## Start Items

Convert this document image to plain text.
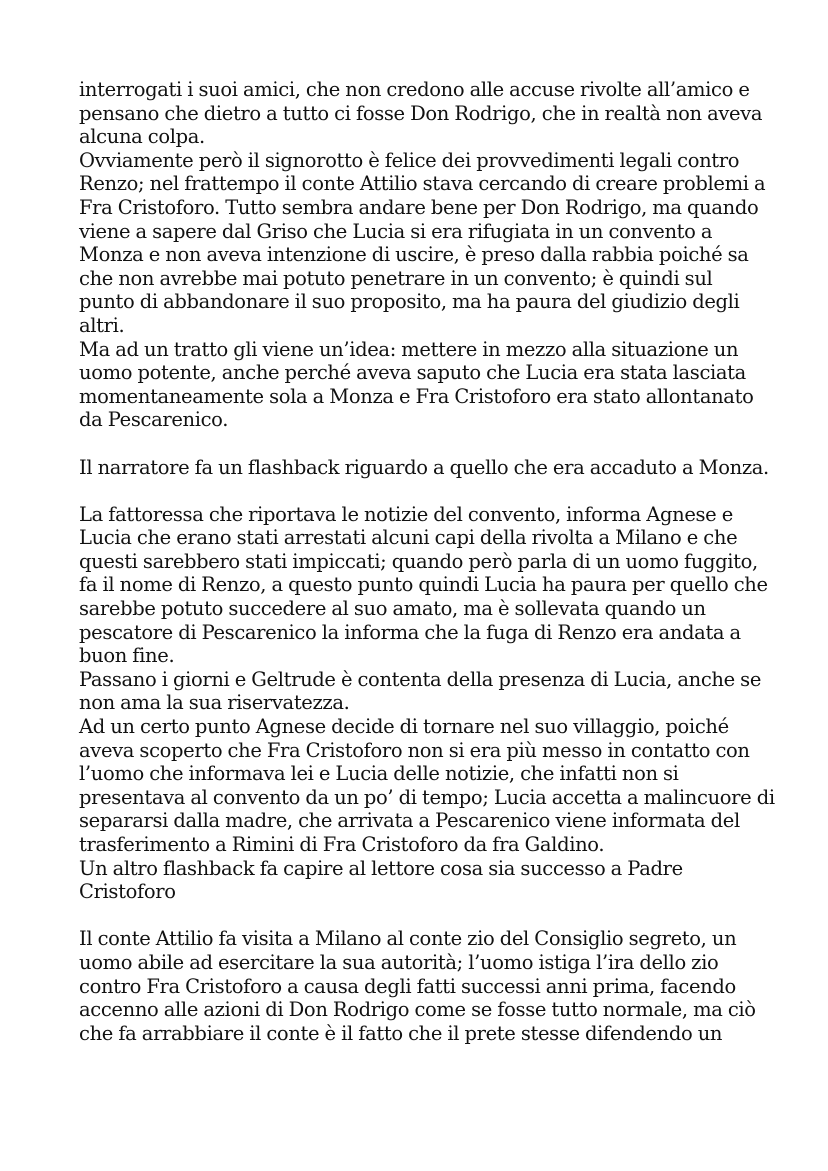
interrogati i suoi amici, che non credono alle accuse rivolte all’amico e
pensano che dietro a tutto ci fosse Don Rodrigo, che in realtà non aveva
alcuna colpa.

Ovviamente però il signorotto è felice dei provvedimenti legali contro
Renzo; nel frattempo il conte Attilio stava cercando di creare problemi a
Fra Cristoforo. Tutto sembra andare bene per Don Rodrigo, ma quando
viene a sapere dal Griso che Lucia si era rifugiata in un convento a
Monza e non aveva intenzione di uscire, è preso dalla rabbia poiché sa
che non avrebbe mai potuto penetrare in un convento; è quindi sul
punto di abbandonare il suo proposito, ma ha paura del giudizio degli
altri.

Ma ad un tratto gli viene un’idea: mettere in mezzo alla situazione un
uomo potente, anche perché aveva saputo che Lucia era stata lasciata
momentaneamente sola a Monza e Fra Cristoforo era stato allontanato
da Pescarenico.

Il narratore fa un flashback riguardo a quello che era accaduto a Monza.

La fattoressa che riportava le notizie del convento, informa Agnese e
Lucia che erano stati arrestati alcuni capi della rivolta a Milano e che
questi sarebbero stati impiccati; quando però parla di un uomo fuggito,
fa il nome di Renzo, a questo punto quindi Lucia ha paura per quello che
sarebbe potuto succedere al suo amato, ma è sollevata quando un
pescatore di Pescarenico la informa che la fuga di Renzo era andata a
buon fine.

Passano i giorni e Geltrude è contenta della presenza di Lucia, anche se
non ama la sua riservatezza.

Ad un certo punto Agnese decide di tornare nel suo villaggio, poiché
aveva scoperto che Fra Cristoforo non si era più messo in contatto con
l’uomo che informava lei e Lucia delle notizie, che infatti non si
presentava al convento da un po’ di tempo; Lucia accetta a malincuore di
separarsi dalla madre, che arrivata a Pescarenico viene informata del
trasferimento a Rimini di Fra Cristoforo da fra Galdino.

Un altro flashback fa capire al lettore cosa sia successo a Padre
Cristoforo

Il conte Attilio fa visita a Milano al conte zio del Consiglio segreto, un
uomo abile ad esercitare la sua autorità; l’uomo istiga l’ira dello zio
contro Fra Cristoforo a causa degli fatti successi anni prima, facendo
accenno alle azioni di Don Rodrigo come se fosse tutto normale, ma ciò
che fa arrabbiare il conte è il fatto che il prete stesse difendendo un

## End Items

**What this task involves**
Write every record out again exactly; no pictures belong in the copy.

**Worked answer**
Convert this document image to plain text.
interrogati i suoi amici, che non credono alle accuse rivolte all’amico e
pensano che dietro a tutto ci fosse Don Rodrigo, che in realtà non aveva
alcuna colpa.

Ovviamente però il signorotto è felice dei provvedimenti legali contro
Renzo; nel frattempo il conte Attilio stava cercando di creare problemi a
Fra Cristoforo. Tutto sembra andare bene per Don Rodrigo, ma quando
viene a sapere dal Griso che Lucia si era rifugiata in un convento a
Monza e non aveva intenzione di uscire, è preso dalla rabbia poiché sa
che non avrebbe mai potuto penetrare in un convento; è quindi sul
punto di abbandonare il suo proposito, ma ha paura del giudizio degli
altri.

Ma ad un tratto gli viene un’idea: mettere in mezzo alla situazione un
uomo potente, anche perché aveva saputo che Lucia era stata lasciata
momentaneamente sola a Monza e Fra Cristoforo era stato allontanato
da Pescarenico.

Il narratore fa un flashback riguardo a quello che era accaduto a Monza.

La fattoressa che riportava le notizie del convento, informa Agnese e
Lucia che erano stati arrestati alcuni capi della rivolta a Milano e che
questi sarebbero stati impiccati; quando però parla di un uomo fuggito,
fa il nome di Renzo, a questo punto quindi Lucia ha paura per quello che
sarebbe potuto succedere al suo amato, ma è sollevata quando un
pescatore di Pescarenico la informa che la fuga di Renzo era andata a
buon fine.

Passano i giorni e Geltrude è contenta della presenza di Lucia, anche se
non ama la sua riservatezza.

Ad un certo punto Agnese decide di tornare nel suo villaggio, poiché
aveva scoperto che Fra Cristoforo non si era più messo in contatto con
l’uomo che informava lei e Lucia delle notizie, che infatti non si
presentava al convento da un po’ di tempo; Lucia accetta a malincuore di
separarsi dalla madre, che arrivata a Pescarenico viene informata del
trasferimento a Rimini di Fra Cristoforo da fra Galdino.

Un altro flashback fa capire al lettore cosa sia successo a Padre
Cristoforo

Il conte Attilio fa visita a Milano al conte zio del Consiglio segreto, un
uomo abile ad esercitare la sua autorità; l’uomo istiga l’ira dello zio
contro Fra Cristoforo a causa degli fatti successi anni prima, facendo
accenno alle azioni di Don Rodrigo come se fosse tutto normale, ma ciò
che fa arrabbiare il conte è il fatto che il prete stesse difendendo un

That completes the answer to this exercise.